Stored data
------------

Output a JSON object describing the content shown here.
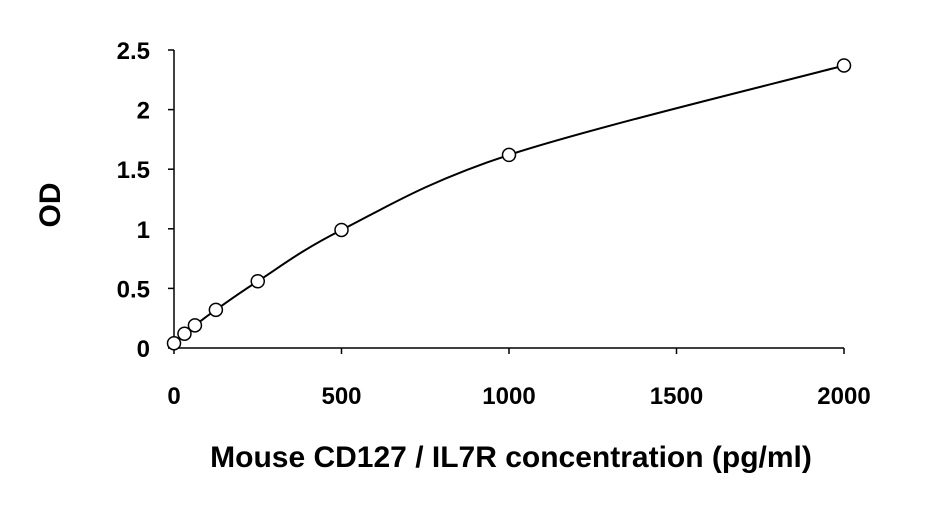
{
  "chart_data": {
    "type": "scatter",
    "title": "",
    "xlabel": "Mouse CD127 / IL7R concentration (pg/ml)",
    "ylabel": "OD",
    "xlim": [
      0,
      2000
    ],
    "ylim": [
      0,
      2.5
    ],
    "xticks": [
      0,
      500,
      1000,
      1500,
      2000
    ],
    "yticks": [
      0,
      0.5,
      1,
      1.5,
      2,
      2.5
    ],
    "xtick_labels": [
      "0",
      "500",
      "1000",
      "1500",
      "2000"
    ],
    "ytick_labels": [
      "0",
      "0.5",
      "1",
      "1.5",
      "2",
      "2.5"
    ],
    "grid": false,
    "legend": "none",
    "trendline": "smooth fitted curve",
    "series": [
      {
        "x": [
          0,
          31.25,
          62.5,
          125,
          250,
          500,
          1000,
          2000
        ],
        "y": [
          0.04,
          0.12,
          0.19,
          0.32,
          0.56,
          0.99,
          1.62,
          2.37
        ]
      }
    ]
  }
}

------------

- **TASK STATEMENT**
Pictures don't belong in the copy. Transcribe every record exactly as it appears.

- **EXERCISE RESPONSE**
Output a JSON object describing the content shown here.
{
  "chart_data": {
    "type": "scatter",
    "title": "",
    "xlabel": "Mouse CD127 / IL7R concentration (pg/ml)",
    "ylabel": "OD",
    "xlim": [
      0,
      2000
    ],
    "ylim": [
      0,
      2.5
    ],
    "xticks": [
      0,
      500,
      1000,
      1500,
      2000
    ],
    "yticks": [
      0,
      0.5,
      1,
      1.5,
      2,
      2.5
    ],
    "xtick_labels": [
      "0",
      "500",
      "1000",
      "1500",
      "2000"
    ],
    "ytick_labels": [
      "0",
      "0.5",
      "1",
      "1.5",
      "2",
      "2.5"
    ],
    "grid": false,
    "legend": "none",
    "trendline": "smooth fitted curve",
    "series": [
      {
        "x": [
          0,
          31.25,
          62.5,
          125,
          250,
          500,
          1000,
          2000
        ],
        "y": [
          0.04,
          0.12,
          0.19,
          0.32,
          0.56,
          0.99,
          1.62,
          2.37
        ]
      }
    ]
  }
}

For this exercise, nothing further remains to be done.